Exercise requirements -
Write out all of the data without omission, exactly as shown.

(Data records)
========
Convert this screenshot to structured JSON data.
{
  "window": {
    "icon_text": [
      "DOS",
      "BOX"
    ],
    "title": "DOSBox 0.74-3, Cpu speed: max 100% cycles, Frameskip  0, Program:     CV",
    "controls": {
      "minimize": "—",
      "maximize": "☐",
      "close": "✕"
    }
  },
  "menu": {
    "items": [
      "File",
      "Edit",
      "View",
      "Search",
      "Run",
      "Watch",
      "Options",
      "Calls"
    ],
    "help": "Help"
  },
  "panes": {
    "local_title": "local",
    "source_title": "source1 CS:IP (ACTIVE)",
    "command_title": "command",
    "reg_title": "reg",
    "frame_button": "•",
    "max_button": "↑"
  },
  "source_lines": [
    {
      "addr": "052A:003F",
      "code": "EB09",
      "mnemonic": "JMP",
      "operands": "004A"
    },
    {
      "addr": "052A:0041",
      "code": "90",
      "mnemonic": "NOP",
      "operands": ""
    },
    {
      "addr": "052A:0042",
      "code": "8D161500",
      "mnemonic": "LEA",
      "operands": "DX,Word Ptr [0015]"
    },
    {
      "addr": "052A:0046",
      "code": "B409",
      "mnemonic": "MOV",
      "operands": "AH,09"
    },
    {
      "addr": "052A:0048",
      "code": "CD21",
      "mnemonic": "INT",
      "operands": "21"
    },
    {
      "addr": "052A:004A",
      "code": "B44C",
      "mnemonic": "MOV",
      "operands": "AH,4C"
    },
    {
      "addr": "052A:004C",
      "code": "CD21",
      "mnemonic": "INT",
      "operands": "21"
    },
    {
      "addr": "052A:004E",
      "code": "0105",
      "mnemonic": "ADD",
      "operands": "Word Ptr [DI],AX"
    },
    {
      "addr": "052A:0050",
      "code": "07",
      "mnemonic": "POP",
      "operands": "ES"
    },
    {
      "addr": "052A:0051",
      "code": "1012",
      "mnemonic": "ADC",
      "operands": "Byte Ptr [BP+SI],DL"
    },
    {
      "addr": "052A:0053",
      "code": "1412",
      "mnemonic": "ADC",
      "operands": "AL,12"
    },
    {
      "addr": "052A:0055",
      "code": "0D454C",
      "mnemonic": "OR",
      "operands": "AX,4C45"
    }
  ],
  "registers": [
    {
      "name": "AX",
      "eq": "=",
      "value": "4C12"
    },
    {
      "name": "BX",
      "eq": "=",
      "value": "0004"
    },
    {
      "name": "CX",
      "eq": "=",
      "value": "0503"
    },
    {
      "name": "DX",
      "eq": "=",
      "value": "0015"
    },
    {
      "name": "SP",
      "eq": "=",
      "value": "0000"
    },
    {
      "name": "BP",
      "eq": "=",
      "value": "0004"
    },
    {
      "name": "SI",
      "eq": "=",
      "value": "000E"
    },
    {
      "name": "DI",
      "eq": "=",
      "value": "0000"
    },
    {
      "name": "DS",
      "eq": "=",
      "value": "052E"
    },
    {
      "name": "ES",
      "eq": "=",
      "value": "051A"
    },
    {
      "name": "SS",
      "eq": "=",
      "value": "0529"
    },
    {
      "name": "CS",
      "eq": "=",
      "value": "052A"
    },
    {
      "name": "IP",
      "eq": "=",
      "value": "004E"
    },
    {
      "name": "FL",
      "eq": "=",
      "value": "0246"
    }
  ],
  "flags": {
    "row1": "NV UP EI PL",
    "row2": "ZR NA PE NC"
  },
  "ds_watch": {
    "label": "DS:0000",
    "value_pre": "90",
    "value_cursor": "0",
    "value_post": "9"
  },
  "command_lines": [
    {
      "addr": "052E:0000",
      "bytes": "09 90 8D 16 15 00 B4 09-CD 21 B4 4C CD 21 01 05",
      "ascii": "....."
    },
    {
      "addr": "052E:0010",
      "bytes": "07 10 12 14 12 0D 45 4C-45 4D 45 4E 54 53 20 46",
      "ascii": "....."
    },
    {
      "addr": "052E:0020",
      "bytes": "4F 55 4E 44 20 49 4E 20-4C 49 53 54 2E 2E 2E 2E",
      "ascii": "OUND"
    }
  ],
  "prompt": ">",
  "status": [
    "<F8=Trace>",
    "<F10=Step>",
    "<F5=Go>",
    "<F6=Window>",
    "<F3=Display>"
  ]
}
========
Solved exercise -
Convert this screenshot to structured JSON data.
{
  "window": {
    "icon_text": [
      "DOS",
      "BOX"
    ],
    "title": "DOSBox 0.74-3, Cpu speed: max 100% cycles, Frameskip  0, Program:     CV",
    "controls": {
      "minimize": "—",
      "maximize": "☐",
      "close": "✕"
    }
  },
  "menu": {
    "items": [
      "File",
      "Edit",
      "View",
      "Search",
      "Run",
      "Watch",
      "Options",
      "Calls"
    ],
    "help": "Help"
  },
  "panes": {
    "local_title": "local",
    "source_title": "source1 CS:IP (ACTIVE)",
    "command_title": "command",
    "reg_title": "reg",
    "frame_button": "•",
    "max_button": "↑"
  },
  "source_lines": [
    {
      "addr": "052A:003F",
      "code": "EB09",
      "mnemonic": "JMP",
      "operands": "004A"
    },
    {
      "addr": "052A:0041",
      "code": "90",
      "mnemonic": "NOP",
      "operands": ""
    },
    {
      "addr": "052A:0042",
      "code": "8D161500",
      "mnemonic": "LEA",
      "operands": "DX,Word Ptr [0015]"
    },
    {
      "addr": "052A:0046",
      "code": "B409",
      "mnemonic": "MOV",
      "operands": "AH,09"
    },
    {
      "addr": "052A:0048",
      "code": "CD21",
      "mnemonic": "INT",
      "operands": "21"
    },
    {
      "addr": "052A:004A",
      "code": "B44C",
      "mnemonic": "MOV",
      "operands": "AH,4C"
    },
    {
      "addr": "052A:004C",
      "code": "CD21",
      "mnemonic": "INT",
      "operands": "21"
    },
    {
      "addr": "052A:004E",
      "code": "0105",
      "mnemonic": "ADD",
      "operands": "Word Ptr [DI],AX"
    },
    {
      "addr": "052A:0050",
      "code": "07",
      "mnemonic": "POP",
      "operands": "ES"
    },
    {
      "addr": "052A:0051",
      "code": "1012",
      "mnemonic": "ADC",
      "operands": "Byte Ptr [BP+SI],DL"
    },
    {
      "addr": "052A:0053",
      "code": "1412",
      "mnemonic": "ADC",
      "operands": "AL,12"
    },
    {
      "addr": "052A:0055",
      "code": "0D454C",
      "mnemonic": "OR",
      "operands": "AX,4C45"
    }
  ],
  "registers": [
    {
      "name": "AX",
      "eq": "=",
      "value": "4C12"
    },
    {
      "name": "BX",
      "eq": "=",
      "value": "0004"
    },
    {
      "name": "CX",
      "eq": "=",
      "value": "0503"
    },
    {
      "name": "DX",
      "eq": "=",
      "value": "0015"
    },
    {
      "name": "SP",
      "eq": "=",
      "value": "0000"
    },
    {
      "name": "BP",
      "eq": "=",
      "value": "0004"
    },
    {
      "name": "SI",
      "eq": "=",
      "value": "000E"
    },
    {
      "name": "DI",
      "eq": "=",
      "value": "0000"
    },
    {
      "name": "DS",
      "eq": "=",
      "value": "052E"
    },
    {
      "name": "ES",
      "eq": "=",
      "value": "051A"
    },
    {
      "name": "SS",
      "eq": "=",
      "value": "0529"
    },
    {
      "name": "CS",
      "eq": "=",
      "value": "052A"
    },
    {
      "name": "IP",
      "eq": "=",
      "value": "004E"
    },
    {
      "name": "FL",
      "eq": "=",
      "value": "0246"
    }
  ],
  "flags": {
    "row1": "NV UP EI PL",
    "row2": "ZR NA PE NC"
  },
  "ds_watch": {
    "label": "DS:0000",
    "value_pre": "90",
    "value_cursor": "0",
    "value_post": "9"
  },
  "command_lines": [
    {
      "addr": "052E:0000",
      "bytes": "09 90 8D 16 15 00 B4 09-CD 21 B4 4C CD 21 01 05",
      "ascii": "....."
    },
    {
      "addr": "052E:0010",
      "bytes": "07 10 12 14 12 0D 45 4C-45 4D 45 4E 54 53 20 46",
      "ascii": "....."
    },
    {
      "addr": "052E:0020",
      "bytes": "4F 55 4E 44 20 49 4E 20-4C 49 53 54 2E 2E 2E 2E",
      "ascii": "OUND"
    }
  ],
  "prompt": ">",
  "status": [
    "<F8=Trace>",
    "<F10=Step>",
    "<F5=Go>",
    "<F6=Window>",
    "<F3=Display>"
  ]
}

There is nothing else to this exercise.